◆ REQUIRED WORK:
Render into Spanish this sentence from the OpenAFS mailing list thread: "Now we have enough information to discuss solutions."

◆ SELECTED EXCERPT:
Re: [OpenAFS] Re: Tuning the -daemons.

2011-07-25 Thread Jan Johansson
Jan Johansson j...@it.su.se wrote:
 I will try my best to post what we did in the end.

After another hang I was able to get a thread dump and it matched
the dynamic vcache problem so we added -disable-dynamic-vcaches
to the cache manager and it has been trouble free since.

Thank you for the invaluable help provided by this list.

___
OpenAFS-info mailing list
OpenAFS-info@openafs.org
https://lists.openafs.org/mailman/listinfo/openafs-info


Re: [OpenAFS] Re: Tuning the -daemons.

2011-04-29 Thread Jan Johansson
Andrew Deason adea...@sinenomine.net wrote:
 It suggests that it could be the problem, but technically
 really anything holding xvcache could cause that (or anything
 else causing the callback thread to hang). But certainly the
 issue in this thread is the most likely cause.
 
 If you want to really be sure that that's it, you could 'echo t 
 /proc/sysrq-trigger' and look in syslog. If you see a process
 inside afs_FlushVCBs and RXAFS_GiveUpCallBacks, that would
 pretty much prove that this is the specific issue.

Ok. Thank you. Now we have enough information to discuss
solutions.

I will try my best to post what we did in the end.

◆ DATA PROVIDED:
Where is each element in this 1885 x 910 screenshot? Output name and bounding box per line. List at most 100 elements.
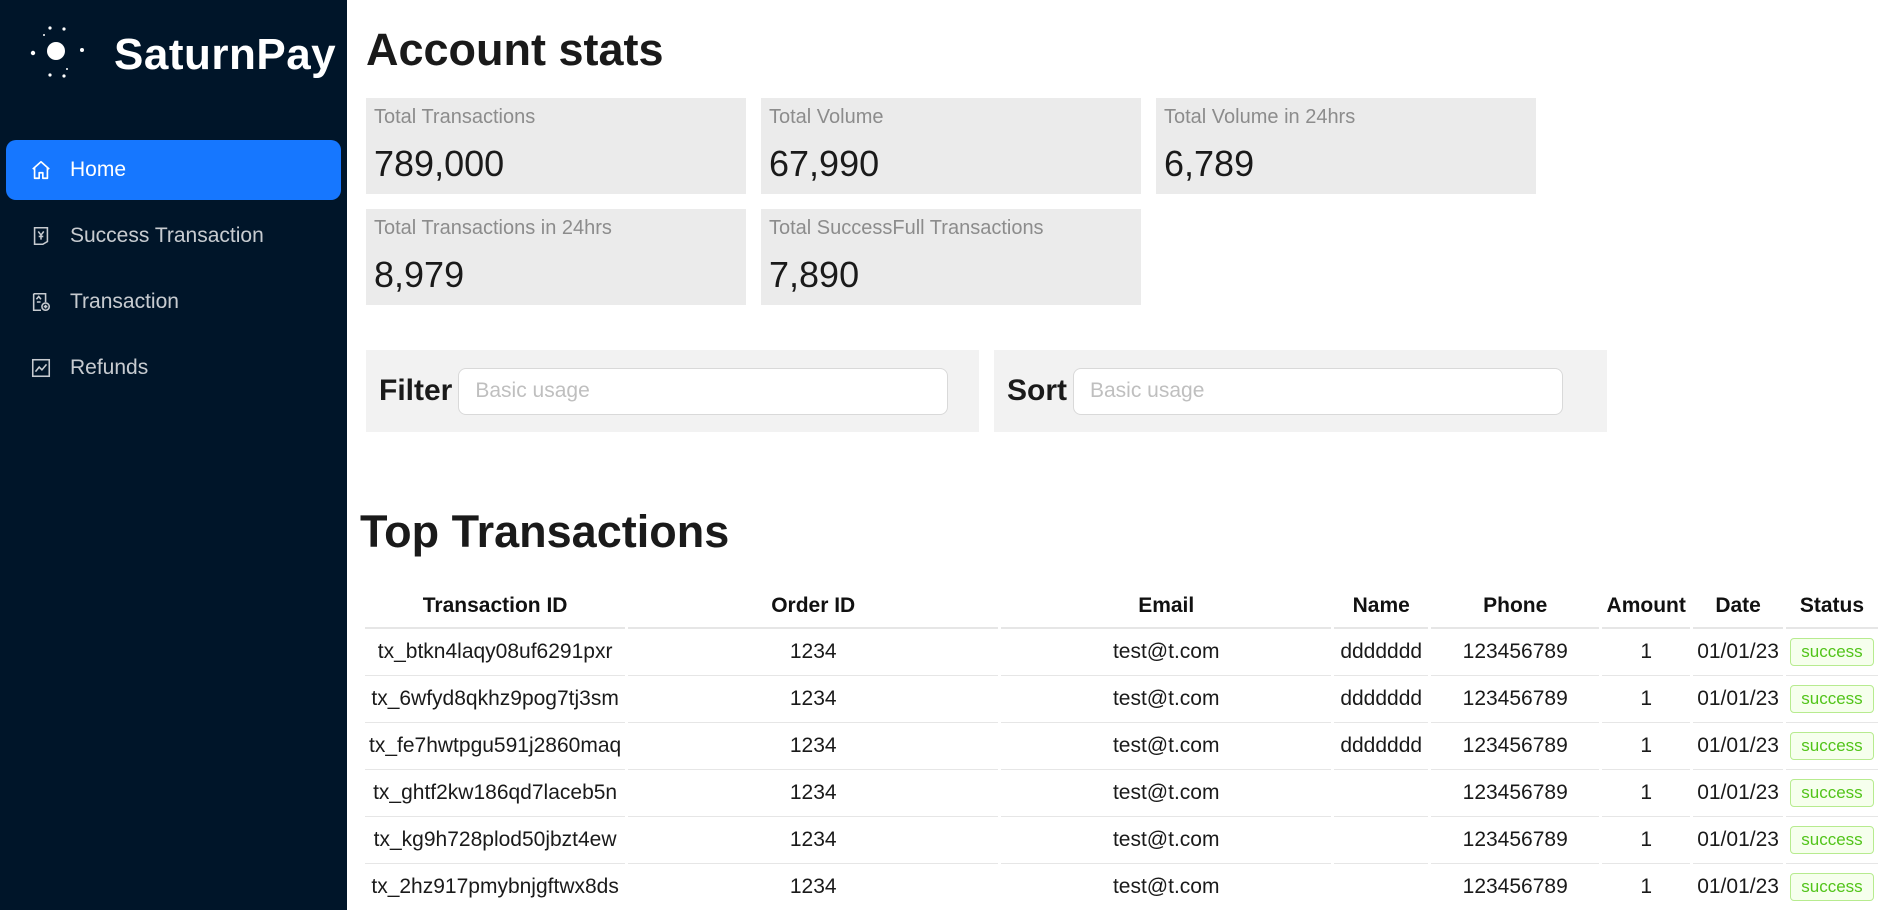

◆ RESULT OF THE TASK:
Ahora tenemos suficiente información para discutir soluciones.